Given problem :: From the listing below, copy every line with the word "color".

+ + + +

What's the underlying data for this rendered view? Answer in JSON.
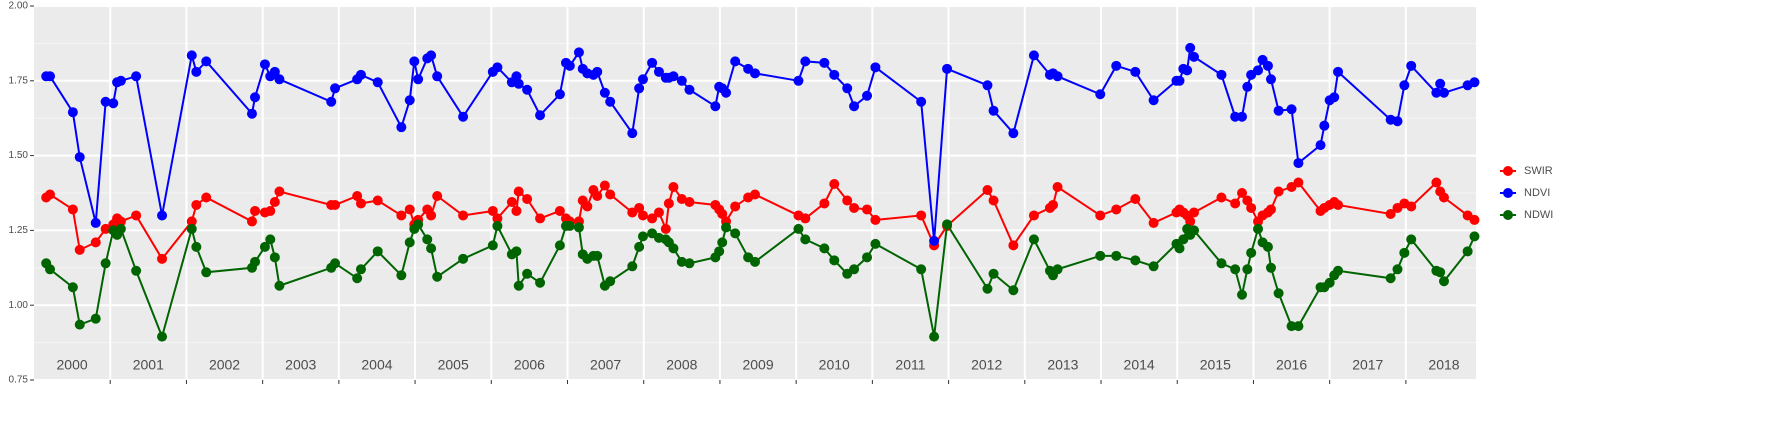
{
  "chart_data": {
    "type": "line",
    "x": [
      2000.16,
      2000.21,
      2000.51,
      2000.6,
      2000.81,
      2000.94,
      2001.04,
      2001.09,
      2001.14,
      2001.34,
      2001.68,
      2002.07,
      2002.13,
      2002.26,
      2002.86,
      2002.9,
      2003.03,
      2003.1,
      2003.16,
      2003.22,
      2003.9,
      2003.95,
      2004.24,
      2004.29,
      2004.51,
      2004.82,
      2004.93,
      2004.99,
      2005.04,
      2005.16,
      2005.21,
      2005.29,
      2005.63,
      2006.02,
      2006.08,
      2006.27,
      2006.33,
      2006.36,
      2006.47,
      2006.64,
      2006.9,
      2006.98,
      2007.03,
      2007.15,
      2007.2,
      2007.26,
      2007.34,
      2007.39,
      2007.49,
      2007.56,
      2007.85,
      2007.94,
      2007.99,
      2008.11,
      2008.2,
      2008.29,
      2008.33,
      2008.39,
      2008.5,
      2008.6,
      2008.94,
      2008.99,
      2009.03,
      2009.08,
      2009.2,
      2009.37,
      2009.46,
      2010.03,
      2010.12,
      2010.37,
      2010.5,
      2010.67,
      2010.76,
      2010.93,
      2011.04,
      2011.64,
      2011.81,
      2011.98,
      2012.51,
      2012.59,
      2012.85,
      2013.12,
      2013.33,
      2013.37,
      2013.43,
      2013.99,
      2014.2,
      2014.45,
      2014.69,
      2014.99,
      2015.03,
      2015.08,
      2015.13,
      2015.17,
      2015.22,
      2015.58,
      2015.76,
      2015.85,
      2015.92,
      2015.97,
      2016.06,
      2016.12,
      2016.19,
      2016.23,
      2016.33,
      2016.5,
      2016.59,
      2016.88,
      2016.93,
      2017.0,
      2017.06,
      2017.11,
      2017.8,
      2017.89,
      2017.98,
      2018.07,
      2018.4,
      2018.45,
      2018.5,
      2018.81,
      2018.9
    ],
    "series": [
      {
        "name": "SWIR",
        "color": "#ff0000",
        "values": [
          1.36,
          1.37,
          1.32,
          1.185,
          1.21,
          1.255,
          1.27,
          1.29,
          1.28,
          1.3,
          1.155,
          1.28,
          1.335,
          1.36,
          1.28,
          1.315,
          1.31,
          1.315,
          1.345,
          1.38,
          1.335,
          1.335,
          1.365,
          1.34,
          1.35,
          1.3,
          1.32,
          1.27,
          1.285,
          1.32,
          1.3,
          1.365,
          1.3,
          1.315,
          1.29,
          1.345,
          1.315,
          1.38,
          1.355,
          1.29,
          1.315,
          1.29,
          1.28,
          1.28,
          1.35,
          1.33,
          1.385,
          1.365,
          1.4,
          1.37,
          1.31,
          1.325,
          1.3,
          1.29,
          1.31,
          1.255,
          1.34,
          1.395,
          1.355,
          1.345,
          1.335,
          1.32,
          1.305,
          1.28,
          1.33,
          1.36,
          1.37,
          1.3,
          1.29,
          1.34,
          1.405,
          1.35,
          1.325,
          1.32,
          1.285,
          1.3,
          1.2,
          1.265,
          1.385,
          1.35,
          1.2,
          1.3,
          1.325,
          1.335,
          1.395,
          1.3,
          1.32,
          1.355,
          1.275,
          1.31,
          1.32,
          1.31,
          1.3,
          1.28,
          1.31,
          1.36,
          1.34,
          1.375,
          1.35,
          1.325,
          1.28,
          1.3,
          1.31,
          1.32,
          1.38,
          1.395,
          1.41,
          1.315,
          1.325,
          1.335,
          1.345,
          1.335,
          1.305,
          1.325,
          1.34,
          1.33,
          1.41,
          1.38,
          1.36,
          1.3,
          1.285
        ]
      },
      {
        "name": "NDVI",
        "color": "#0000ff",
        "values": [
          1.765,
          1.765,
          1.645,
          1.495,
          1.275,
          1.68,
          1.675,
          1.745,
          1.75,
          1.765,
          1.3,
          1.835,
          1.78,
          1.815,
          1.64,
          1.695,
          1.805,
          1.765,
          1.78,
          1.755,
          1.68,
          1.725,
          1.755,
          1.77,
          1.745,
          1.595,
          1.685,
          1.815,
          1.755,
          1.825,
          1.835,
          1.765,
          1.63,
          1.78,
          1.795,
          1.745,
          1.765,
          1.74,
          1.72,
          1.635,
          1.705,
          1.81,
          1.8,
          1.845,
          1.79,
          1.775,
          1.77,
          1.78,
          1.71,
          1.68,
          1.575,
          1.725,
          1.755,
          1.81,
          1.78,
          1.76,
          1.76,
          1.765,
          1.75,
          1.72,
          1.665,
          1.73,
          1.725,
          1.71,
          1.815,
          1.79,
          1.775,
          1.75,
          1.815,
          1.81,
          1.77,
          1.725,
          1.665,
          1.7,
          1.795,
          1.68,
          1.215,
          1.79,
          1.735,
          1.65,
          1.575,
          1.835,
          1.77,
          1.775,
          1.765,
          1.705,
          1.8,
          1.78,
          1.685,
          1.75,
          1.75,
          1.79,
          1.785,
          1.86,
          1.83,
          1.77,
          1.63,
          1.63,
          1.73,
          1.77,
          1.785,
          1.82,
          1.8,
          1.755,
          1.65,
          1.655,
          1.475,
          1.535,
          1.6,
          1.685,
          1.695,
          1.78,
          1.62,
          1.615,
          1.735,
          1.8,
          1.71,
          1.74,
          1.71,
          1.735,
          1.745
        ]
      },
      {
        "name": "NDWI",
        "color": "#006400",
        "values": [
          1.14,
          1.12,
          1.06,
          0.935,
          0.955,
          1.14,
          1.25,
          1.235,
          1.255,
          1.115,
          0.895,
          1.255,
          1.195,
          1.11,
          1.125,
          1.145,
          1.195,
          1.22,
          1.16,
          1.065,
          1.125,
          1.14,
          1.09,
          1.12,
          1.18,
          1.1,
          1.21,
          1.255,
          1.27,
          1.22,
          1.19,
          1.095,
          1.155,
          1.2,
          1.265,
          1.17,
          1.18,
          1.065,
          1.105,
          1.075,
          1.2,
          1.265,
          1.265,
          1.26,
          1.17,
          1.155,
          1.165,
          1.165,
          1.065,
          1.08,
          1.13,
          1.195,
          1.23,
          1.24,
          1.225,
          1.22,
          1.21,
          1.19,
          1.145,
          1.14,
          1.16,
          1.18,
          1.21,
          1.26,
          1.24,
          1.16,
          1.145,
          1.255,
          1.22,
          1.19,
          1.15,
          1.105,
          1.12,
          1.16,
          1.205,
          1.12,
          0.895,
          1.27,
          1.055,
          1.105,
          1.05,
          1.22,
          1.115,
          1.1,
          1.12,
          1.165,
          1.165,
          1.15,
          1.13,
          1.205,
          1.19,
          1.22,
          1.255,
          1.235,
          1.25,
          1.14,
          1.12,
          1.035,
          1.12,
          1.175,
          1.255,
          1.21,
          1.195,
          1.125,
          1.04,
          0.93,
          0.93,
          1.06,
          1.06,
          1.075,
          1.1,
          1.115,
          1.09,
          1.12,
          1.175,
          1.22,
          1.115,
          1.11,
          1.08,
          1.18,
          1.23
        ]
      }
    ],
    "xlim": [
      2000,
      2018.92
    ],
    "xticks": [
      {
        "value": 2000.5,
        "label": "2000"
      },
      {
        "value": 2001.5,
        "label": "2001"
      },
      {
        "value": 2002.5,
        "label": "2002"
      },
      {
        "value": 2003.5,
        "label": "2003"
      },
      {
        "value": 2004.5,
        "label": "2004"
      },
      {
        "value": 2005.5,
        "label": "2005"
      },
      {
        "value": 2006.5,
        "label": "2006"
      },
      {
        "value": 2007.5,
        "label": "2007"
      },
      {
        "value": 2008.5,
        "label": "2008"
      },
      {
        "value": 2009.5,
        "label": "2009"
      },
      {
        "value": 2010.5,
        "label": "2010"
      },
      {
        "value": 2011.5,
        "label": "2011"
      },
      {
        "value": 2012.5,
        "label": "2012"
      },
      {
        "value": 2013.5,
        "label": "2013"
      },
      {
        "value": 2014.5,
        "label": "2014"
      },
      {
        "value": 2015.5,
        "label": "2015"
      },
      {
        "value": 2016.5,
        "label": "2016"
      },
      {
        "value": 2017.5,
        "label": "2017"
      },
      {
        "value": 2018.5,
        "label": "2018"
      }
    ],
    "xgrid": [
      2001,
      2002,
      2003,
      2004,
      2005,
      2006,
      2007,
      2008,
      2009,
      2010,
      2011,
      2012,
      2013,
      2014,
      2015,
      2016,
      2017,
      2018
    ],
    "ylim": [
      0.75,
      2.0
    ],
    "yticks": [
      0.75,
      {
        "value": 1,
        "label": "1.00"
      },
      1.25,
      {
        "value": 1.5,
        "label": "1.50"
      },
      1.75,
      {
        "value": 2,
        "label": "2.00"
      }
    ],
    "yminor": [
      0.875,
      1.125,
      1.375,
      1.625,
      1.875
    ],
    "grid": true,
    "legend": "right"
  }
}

+ + + +

Response below ::
        "color": "#ff0000",
        "color": "#0000ff",
        "color": "#006400",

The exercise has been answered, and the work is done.